OBJECTIVE: Wherever a line in the data below holds "structured", copy that line.

SUPPLIED RECORDS:
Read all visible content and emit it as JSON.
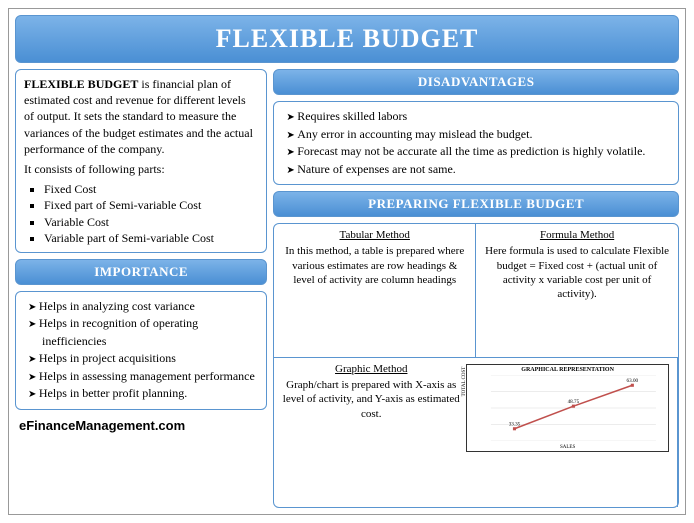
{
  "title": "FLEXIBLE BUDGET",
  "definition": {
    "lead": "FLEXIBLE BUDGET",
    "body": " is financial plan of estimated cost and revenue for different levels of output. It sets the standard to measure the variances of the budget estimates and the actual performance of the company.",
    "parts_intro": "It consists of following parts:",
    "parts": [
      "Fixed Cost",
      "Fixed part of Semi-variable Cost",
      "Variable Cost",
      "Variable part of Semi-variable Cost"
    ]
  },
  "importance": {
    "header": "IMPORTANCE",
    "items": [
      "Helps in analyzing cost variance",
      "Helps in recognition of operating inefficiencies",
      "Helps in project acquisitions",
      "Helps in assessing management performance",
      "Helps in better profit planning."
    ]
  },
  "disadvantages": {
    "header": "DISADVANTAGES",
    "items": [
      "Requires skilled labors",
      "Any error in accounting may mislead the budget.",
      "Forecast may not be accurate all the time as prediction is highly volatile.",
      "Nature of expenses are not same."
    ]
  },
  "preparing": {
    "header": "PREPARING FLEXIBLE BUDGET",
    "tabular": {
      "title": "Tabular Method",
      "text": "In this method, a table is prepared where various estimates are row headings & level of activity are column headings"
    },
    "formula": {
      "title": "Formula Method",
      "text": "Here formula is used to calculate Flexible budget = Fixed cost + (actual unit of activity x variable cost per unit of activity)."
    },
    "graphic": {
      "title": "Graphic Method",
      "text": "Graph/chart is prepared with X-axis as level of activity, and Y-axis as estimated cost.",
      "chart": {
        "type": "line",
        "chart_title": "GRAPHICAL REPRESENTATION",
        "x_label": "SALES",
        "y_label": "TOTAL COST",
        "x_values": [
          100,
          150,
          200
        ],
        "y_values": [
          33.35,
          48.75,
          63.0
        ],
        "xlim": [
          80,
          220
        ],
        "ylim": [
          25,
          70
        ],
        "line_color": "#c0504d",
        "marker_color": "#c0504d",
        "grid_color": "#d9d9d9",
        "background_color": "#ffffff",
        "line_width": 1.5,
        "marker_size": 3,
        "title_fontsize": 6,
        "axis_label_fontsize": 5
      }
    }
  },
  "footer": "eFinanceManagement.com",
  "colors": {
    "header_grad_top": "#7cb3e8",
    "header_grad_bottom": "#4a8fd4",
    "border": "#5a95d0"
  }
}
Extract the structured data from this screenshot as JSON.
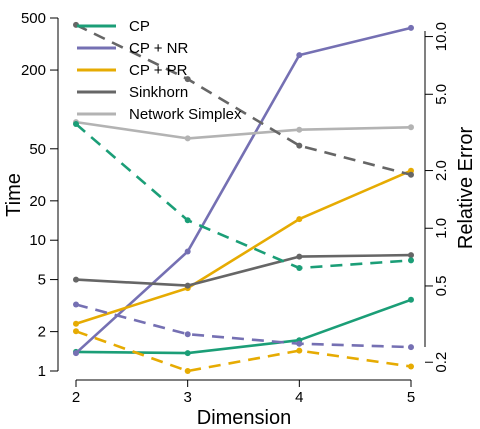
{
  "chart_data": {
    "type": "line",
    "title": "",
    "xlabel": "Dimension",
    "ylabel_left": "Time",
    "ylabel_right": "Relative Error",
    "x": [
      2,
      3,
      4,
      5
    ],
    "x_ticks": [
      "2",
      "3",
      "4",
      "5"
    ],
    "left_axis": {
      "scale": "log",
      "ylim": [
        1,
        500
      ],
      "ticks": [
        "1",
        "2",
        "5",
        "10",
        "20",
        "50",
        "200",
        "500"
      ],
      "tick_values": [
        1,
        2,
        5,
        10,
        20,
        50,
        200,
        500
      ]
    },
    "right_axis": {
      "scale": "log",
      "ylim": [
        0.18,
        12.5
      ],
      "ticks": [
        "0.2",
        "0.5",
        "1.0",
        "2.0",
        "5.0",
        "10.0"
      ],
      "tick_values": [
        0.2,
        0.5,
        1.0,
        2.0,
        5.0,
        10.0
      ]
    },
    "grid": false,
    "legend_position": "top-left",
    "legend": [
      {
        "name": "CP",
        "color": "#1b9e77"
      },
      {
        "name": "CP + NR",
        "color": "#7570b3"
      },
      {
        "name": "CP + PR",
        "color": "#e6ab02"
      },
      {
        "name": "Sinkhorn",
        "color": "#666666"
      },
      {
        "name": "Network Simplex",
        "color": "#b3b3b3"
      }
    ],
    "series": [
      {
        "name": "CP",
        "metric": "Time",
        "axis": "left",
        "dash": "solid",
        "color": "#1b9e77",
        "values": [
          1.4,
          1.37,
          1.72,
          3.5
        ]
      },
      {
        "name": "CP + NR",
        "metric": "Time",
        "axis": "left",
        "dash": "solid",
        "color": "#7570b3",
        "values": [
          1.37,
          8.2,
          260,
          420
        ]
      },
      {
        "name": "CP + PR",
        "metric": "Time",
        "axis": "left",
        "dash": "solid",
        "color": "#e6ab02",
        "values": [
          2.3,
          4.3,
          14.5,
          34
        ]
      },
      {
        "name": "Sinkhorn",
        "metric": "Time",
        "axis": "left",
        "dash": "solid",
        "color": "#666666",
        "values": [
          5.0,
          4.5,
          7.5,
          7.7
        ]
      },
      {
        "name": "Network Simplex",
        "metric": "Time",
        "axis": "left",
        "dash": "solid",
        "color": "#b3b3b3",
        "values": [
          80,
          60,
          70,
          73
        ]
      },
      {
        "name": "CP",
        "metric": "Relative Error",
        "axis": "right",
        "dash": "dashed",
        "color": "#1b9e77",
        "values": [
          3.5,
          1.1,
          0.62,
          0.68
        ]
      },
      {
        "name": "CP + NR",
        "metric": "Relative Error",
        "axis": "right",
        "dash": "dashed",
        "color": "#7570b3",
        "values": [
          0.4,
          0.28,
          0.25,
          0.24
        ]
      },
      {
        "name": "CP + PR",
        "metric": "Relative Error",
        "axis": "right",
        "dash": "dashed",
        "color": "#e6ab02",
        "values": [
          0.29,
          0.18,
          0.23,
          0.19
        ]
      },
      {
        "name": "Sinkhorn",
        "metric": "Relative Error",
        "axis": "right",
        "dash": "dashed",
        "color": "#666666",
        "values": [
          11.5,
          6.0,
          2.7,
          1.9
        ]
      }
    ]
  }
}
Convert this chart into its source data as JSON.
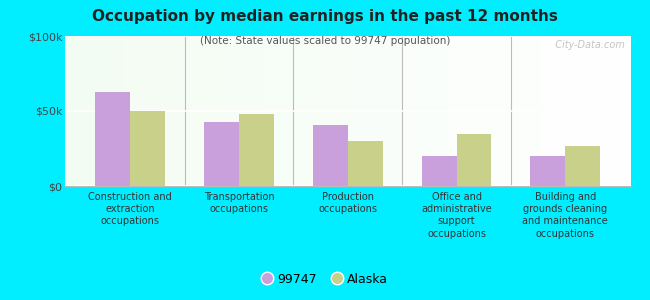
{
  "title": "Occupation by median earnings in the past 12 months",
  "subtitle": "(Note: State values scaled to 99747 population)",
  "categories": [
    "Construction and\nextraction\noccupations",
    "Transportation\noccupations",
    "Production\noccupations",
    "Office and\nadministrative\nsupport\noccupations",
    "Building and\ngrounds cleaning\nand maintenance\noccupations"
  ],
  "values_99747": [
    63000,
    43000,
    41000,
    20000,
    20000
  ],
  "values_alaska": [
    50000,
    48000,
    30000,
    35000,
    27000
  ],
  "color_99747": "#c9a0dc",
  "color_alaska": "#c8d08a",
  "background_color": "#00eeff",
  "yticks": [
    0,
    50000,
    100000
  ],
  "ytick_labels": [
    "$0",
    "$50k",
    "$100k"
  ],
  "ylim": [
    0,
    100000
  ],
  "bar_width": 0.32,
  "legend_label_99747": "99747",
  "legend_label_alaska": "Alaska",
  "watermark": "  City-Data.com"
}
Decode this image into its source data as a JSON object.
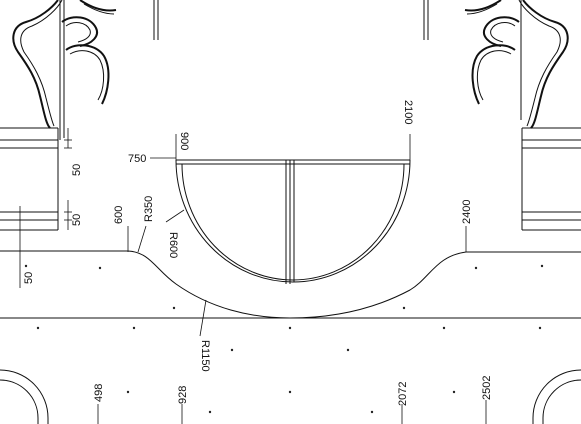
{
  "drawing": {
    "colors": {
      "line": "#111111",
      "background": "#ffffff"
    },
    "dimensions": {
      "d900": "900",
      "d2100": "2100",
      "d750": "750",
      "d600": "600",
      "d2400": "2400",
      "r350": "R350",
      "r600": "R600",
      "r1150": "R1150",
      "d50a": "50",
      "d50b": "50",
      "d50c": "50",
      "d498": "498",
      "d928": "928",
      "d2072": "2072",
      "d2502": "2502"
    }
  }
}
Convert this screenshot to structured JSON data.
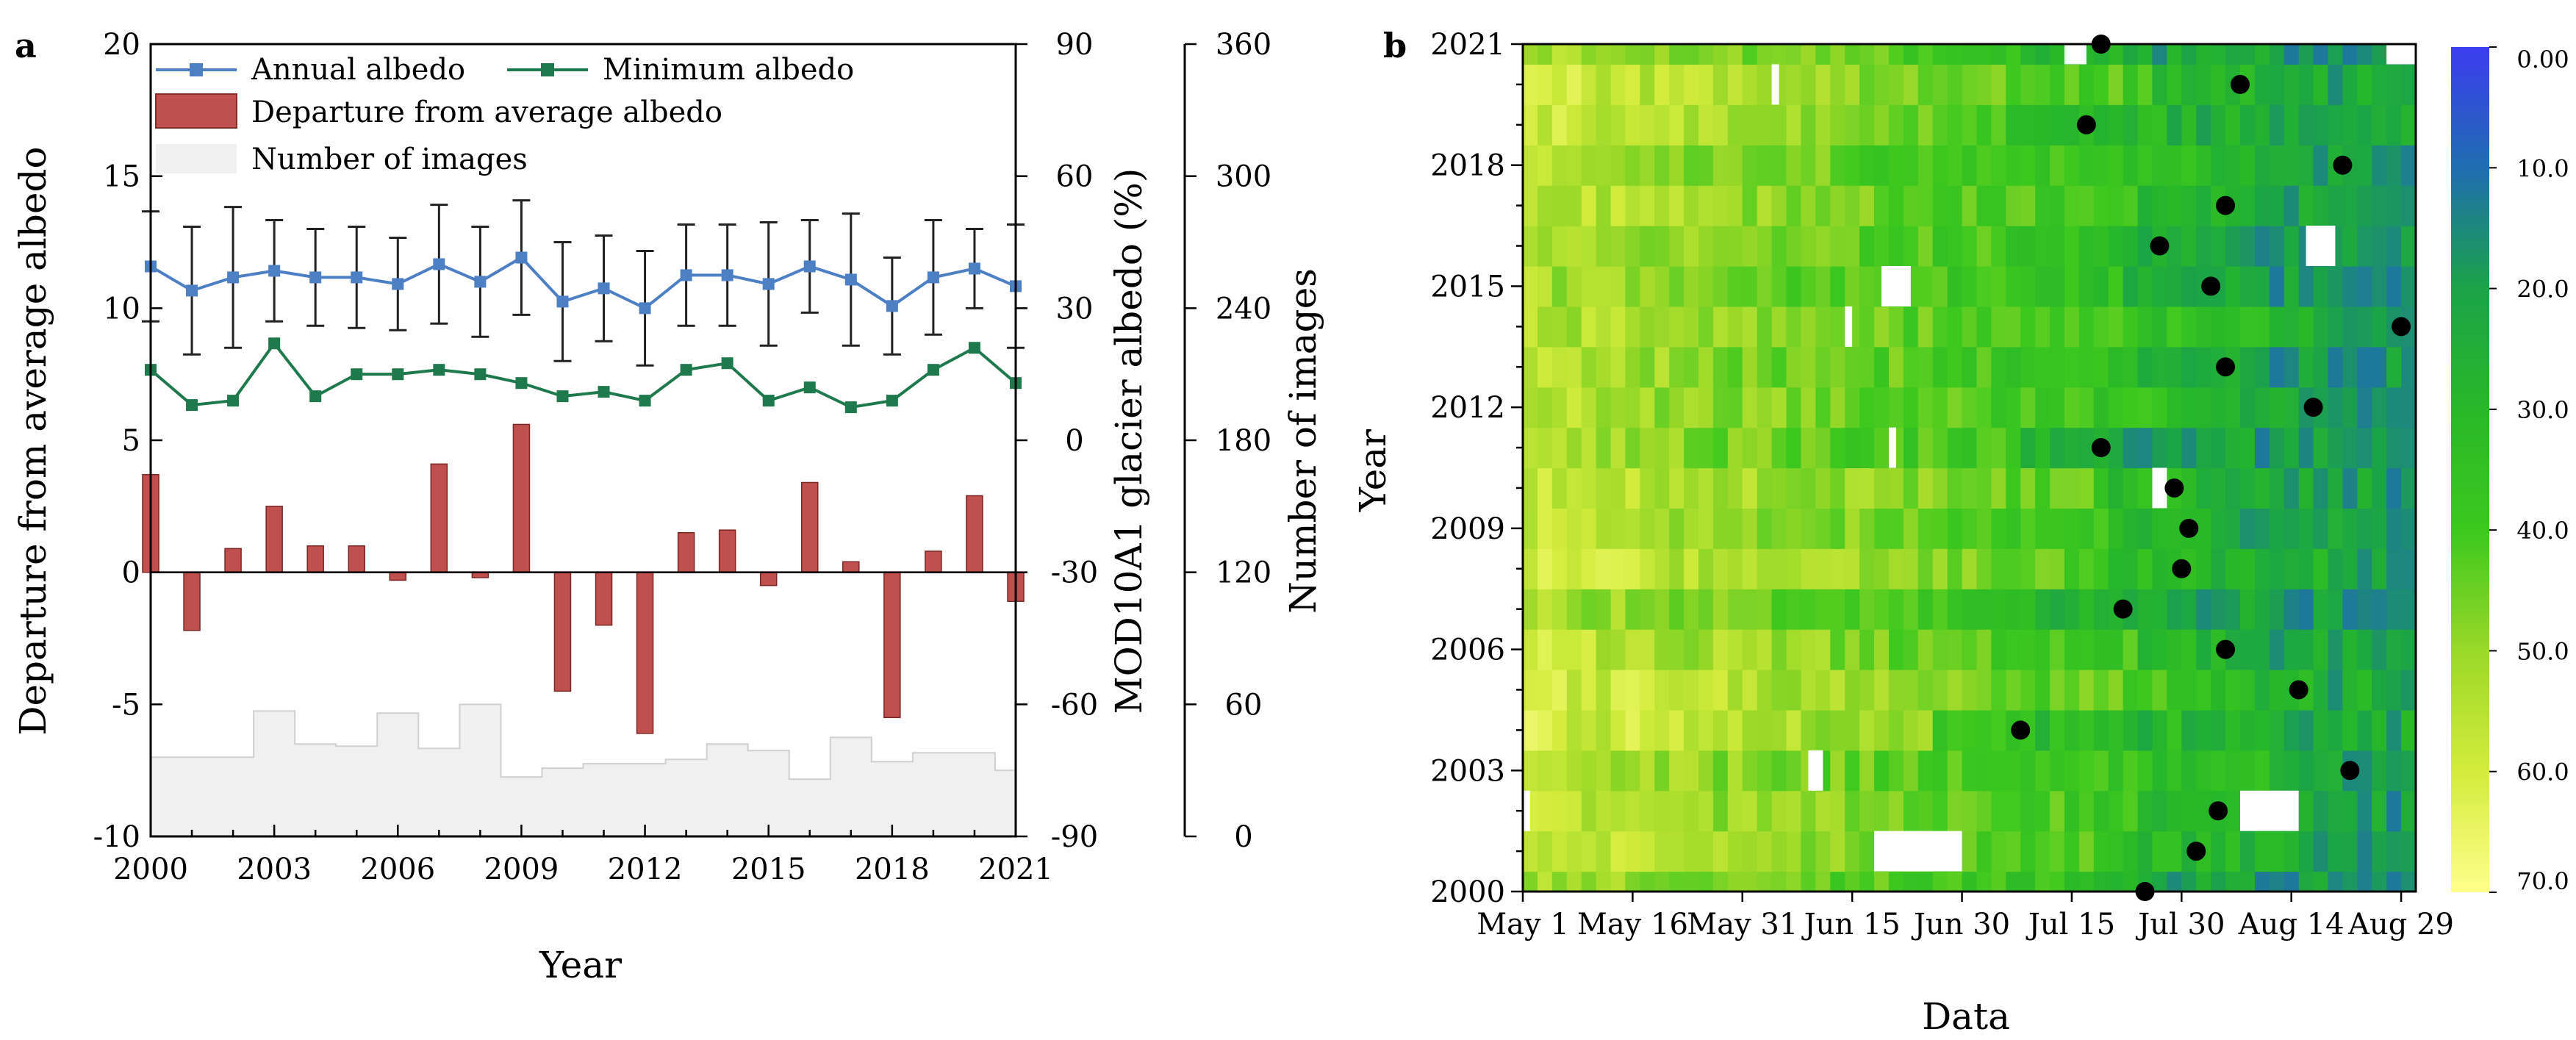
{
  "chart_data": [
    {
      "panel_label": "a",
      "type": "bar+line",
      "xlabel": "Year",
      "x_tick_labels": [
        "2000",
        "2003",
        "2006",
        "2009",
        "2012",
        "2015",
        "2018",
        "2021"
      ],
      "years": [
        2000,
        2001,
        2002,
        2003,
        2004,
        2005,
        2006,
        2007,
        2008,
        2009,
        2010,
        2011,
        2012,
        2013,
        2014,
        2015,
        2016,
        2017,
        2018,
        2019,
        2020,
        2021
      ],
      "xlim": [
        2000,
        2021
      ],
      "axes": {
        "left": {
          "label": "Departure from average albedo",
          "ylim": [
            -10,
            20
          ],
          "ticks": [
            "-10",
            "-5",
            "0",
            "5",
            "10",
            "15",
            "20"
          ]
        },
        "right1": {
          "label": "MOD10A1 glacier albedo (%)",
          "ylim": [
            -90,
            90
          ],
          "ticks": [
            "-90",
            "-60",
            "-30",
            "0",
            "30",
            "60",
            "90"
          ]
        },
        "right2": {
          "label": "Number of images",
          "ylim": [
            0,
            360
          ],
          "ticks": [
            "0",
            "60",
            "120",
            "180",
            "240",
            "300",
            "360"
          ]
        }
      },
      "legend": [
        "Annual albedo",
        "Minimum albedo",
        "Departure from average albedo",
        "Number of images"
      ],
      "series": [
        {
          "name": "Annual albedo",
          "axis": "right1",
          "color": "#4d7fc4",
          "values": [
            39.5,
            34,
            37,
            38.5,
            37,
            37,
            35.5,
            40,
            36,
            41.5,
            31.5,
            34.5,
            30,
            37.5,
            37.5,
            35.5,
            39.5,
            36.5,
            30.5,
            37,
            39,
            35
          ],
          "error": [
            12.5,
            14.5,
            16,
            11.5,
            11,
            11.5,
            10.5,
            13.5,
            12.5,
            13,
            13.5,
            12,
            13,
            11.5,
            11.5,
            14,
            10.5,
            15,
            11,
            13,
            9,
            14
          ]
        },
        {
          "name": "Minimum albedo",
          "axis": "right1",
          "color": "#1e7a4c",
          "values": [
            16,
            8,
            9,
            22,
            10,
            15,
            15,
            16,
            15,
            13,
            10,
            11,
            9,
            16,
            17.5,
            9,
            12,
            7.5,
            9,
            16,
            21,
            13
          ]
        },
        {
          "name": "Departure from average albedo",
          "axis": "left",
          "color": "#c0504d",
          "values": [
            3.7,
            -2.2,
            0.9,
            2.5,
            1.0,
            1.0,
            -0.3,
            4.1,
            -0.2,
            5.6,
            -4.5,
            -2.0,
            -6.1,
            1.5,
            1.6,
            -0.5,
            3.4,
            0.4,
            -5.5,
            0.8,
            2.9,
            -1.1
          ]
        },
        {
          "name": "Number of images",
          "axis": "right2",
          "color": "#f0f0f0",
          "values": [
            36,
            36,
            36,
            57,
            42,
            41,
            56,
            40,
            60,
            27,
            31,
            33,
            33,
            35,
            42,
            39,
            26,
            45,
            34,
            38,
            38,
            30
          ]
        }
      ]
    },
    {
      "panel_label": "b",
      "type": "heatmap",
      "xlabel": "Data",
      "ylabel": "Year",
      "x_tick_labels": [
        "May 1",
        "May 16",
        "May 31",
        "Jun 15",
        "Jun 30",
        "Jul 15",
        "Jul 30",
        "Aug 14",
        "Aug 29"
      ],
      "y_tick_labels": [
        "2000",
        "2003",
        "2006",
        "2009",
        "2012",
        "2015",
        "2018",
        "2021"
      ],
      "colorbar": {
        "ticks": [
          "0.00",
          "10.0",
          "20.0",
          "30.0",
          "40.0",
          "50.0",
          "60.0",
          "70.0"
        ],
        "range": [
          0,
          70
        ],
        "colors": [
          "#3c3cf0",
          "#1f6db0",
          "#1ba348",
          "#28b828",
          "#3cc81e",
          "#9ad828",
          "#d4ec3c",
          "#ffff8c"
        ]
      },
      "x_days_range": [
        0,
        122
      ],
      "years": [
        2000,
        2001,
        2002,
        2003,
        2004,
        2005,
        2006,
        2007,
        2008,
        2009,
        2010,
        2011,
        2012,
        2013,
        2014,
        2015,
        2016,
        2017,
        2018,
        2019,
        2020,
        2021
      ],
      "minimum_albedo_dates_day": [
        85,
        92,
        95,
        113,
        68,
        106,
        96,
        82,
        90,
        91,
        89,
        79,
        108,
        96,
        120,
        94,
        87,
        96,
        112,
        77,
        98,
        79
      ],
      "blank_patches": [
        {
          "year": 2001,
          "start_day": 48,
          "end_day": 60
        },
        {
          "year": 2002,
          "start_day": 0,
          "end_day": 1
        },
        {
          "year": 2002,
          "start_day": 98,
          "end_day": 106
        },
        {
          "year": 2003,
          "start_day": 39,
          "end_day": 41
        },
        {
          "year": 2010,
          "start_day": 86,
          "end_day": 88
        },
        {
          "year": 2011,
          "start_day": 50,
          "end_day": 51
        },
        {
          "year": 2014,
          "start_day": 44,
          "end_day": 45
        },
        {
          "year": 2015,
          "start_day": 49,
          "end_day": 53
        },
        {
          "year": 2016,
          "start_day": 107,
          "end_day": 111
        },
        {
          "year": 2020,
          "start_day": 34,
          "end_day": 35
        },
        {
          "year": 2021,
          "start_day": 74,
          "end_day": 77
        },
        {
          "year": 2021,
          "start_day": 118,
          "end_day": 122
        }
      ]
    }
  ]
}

RESPONSE BELOW:
Extract the structured data from this screenshot as JSON.
Convert this screenshot to structured JSON data.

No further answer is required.